**Requirements**
Filter these entries so that only lines with the word "from" remain.

^^^^

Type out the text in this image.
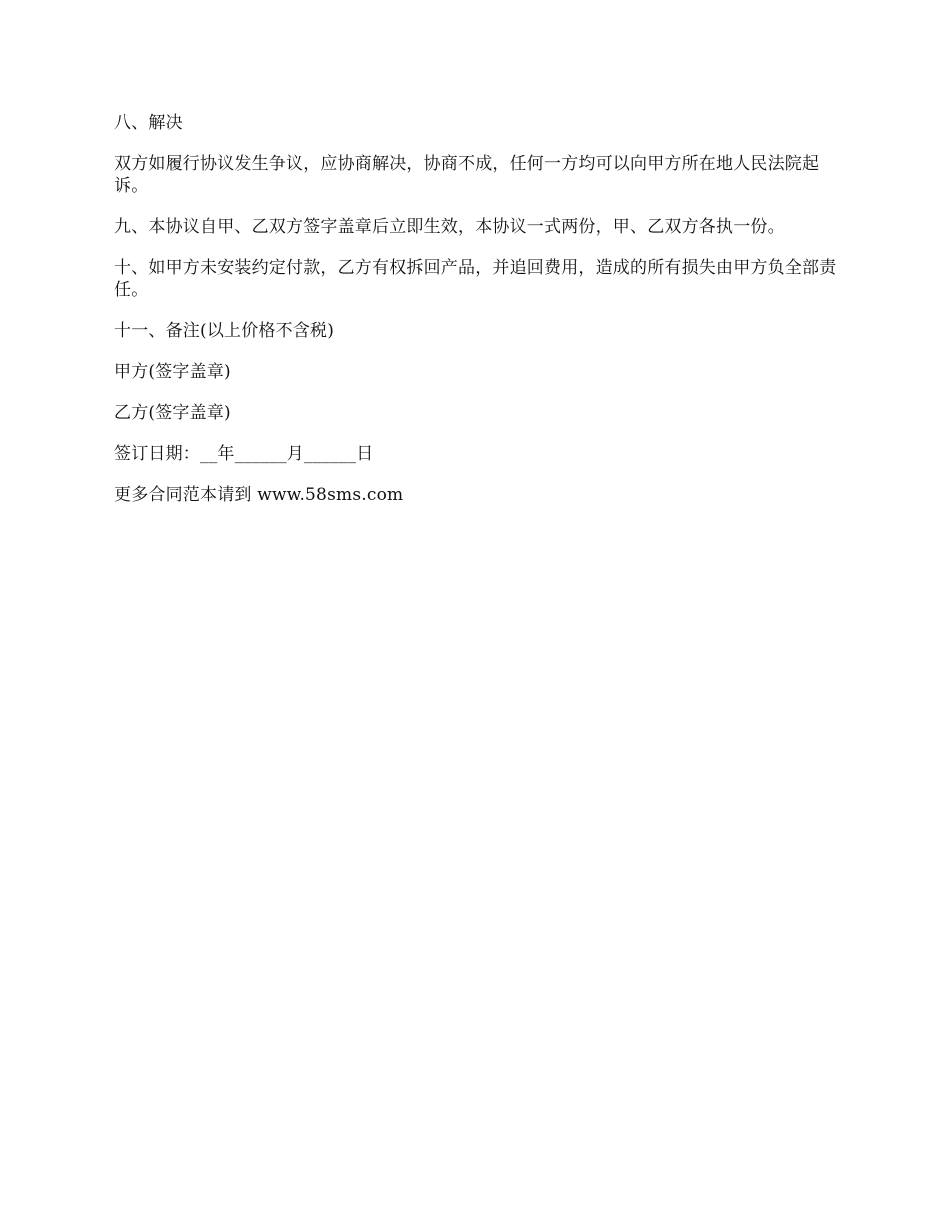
八、解决

双方如履行协议发生争议，应协商解决，协商不成，任何一方均可以向甲方所在地人民法院起诉。

九、本协议自甲、乙双方签字盖章后立即生效，本协议一式两份，甲、乙双方各执一份。

十、如甲方未安装约定付款，乙方有权拆回产品，并追回费用，造成的所有损失由甲方负全部责任。

十一、备注(以上价格不含税)

甲方(签字盖章)

乙方(签字盖章)

签订日期：__年______月______日

更多合同范本请到 www.58sms.com
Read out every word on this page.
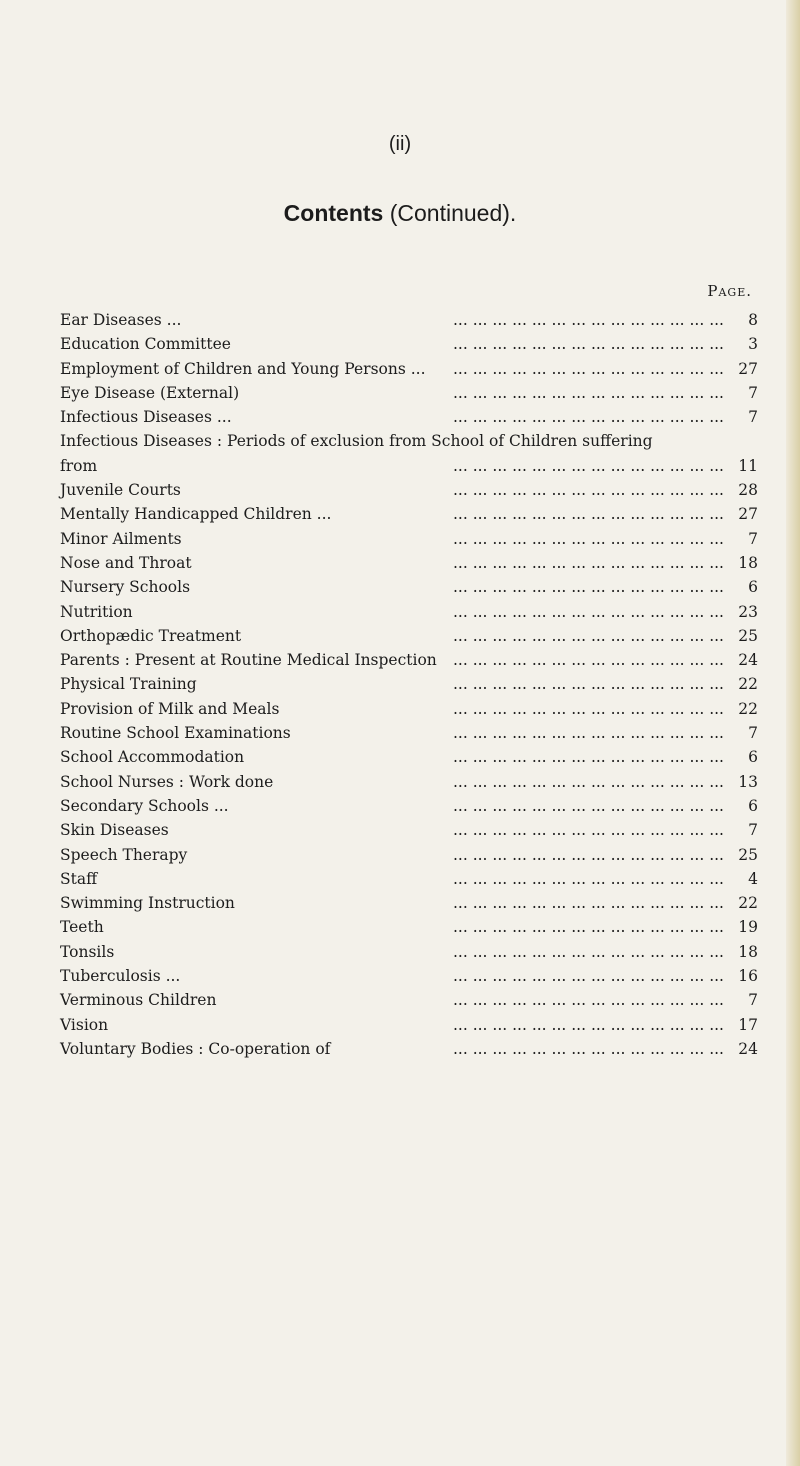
(ii)
Contents (Continued).
Page.
Ear Diseases ...	... ... ... ... ... ... ... ... ... ... ... ... ... ...	8
Education Committee	... ... ... ... ... ... ... ... ... ... ... ... ... ...	3
Employment of Children and Young Persons ...	... ... ... ... ... ... ... ... ... ... ... ... ... ... 27
Eye Disease (External)	... ... ... ... ... ... ... ... ... ... ... ... ... ...	7
Infectious Diseases ...	... ... ... ... ... ... ... ... ... ... ... ... ... ...	7
Infectious Diseases : Periods of exclusion from School of Children suffering
from	... ... ... ... ... ... ... ... ... ... ... ... ... ... 11
Juvenile Courts	... ... ... ... ... ... ... ... ... ... ... ... ... ... 28
Mentally Handicapped Children ...	... ... ... ... ... ... ... ... ... ... ... ... ... ... 27
Minor Ailments	... ... ... ... ... ... ... ... ... ... ... ... ... ...	7
Nose and Throat	... ... ... ... ... ... ... ... ... ... ... ... ... ... 18
Nursery Schools	... ... ... ... ... ... ... ... ... ... ... ... ... ...	6
Nutrition	... ... ... ... ... ... ... ... ... ... ... ... ... ... 23
Orthopædic Treatment	... ... ... ... ... ... ... ... ... ... ... ... ... ... 25
Parents : Present at Routine Medical Inspection ... ... ... ... ... ... ... ... ... ... ... ... ... ... 24
Physical Training	... ... ... ... ... ... ... ... ... ... ... ... ... ... 22
Provision of Milk and Meals	... ... ... ... ... ... ... ... ... ... ... ... ... ... 22
Routine School Examinations	... ... ... ... ... ... ... ... ... ... ... ... ... ...	7
School Accommodation	... ... ... ... ... ... ... ... ... ... ... ... ... ...	6
School Nurses : Work done	... ... ... ... ... ... ... ... ... ... ... ... ... ... 13
Secondary Schools ...	... ... ... ... ... ... ... ... ... ... ... ... ... ...	6
Skin Diseases	... ... ... ... ... ... ... ... ... ... ... ... ... ...	7
Speech Therapy	... ... ... ... ... ... ... ... ... ... ... ... ... ... 25
Staff	... ... ... ... ... ... ... ... ... ... ... ... ... ...	4
Swimming Instruction	... ... ... ... ... ... ... ... ... ... ... ... ... ... 22
Teeth	... ... ... ... ... ... ... ... ... ... ... ... ... ... 19
Tonsils	... ... ... ... ... ... ... ... ... ... ... ... ... ... 18
Tuberculosis ...	... ... ... ... ... ... ... ... ... ... ... ... ... ... 16
Verminous Children	... ... ... ... ... ... ... ... ... ... ... ... ... ...	7
Vision	... ... ... ... ... ... ... ... ... ... ... ... ... ... 17
Voluntary Bodies : Co-operation of	... ... ... ... ... ... ... ... ... ... ... ... ... ... 24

^^^^

**The output**
Infectious Diseases : Periods of exclusion from School of Children suffering
from	... ... ... ... ... ... ... ... ... ... ... ... ... ... 11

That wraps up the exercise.